**WRITTEN INSTRUCTION**
Check each line of the records below and collect those holding "that".

═══ RECORDS FOR THIS EXERCISE ═══

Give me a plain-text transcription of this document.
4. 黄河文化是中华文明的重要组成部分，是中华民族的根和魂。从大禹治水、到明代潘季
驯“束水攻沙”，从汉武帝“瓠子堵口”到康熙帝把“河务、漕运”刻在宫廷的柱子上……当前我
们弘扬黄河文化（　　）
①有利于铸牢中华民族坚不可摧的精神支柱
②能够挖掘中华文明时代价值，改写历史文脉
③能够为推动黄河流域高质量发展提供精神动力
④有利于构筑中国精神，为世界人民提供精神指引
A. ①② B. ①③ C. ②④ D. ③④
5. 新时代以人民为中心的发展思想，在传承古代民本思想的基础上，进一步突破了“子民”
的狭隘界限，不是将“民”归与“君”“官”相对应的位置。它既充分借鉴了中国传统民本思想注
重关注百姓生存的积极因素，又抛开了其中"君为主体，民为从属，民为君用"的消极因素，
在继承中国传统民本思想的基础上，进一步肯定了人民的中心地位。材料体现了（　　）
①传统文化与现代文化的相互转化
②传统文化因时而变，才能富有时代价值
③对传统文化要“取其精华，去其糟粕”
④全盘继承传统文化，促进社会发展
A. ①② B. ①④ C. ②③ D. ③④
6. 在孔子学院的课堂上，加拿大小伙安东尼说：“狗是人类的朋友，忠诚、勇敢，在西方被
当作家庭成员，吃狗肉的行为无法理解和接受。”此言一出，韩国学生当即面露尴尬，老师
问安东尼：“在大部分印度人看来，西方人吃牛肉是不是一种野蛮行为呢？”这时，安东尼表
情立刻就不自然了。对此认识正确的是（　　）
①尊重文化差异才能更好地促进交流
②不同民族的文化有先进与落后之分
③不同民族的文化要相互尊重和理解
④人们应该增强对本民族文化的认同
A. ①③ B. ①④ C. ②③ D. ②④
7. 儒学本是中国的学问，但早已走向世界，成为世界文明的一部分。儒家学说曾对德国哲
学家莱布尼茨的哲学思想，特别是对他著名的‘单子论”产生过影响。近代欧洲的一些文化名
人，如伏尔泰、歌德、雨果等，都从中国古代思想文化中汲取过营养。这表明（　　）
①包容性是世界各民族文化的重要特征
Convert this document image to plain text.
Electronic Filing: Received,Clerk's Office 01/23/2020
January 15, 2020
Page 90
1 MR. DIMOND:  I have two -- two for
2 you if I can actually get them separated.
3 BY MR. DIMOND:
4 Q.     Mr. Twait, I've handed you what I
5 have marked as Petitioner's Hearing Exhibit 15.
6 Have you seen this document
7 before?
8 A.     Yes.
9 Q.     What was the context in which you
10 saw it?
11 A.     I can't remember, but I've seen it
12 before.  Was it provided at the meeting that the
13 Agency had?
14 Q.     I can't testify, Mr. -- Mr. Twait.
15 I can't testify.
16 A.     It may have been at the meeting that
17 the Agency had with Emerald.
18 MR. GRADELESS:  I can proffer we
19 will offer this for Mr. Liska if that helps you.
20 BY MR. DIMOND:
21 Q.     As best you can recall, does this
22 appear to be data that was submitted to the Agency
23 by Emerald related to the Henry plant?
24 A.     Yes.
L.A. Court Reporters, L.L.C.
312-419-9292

═══

**SOLVED EXERCISE**
12 before.  Was it provided at the meeting that the
16 A.     It may have been at the meeting that
19 will offer this for Mr. Liska if that helps you.
22 appear to be data that was submitted to the Agency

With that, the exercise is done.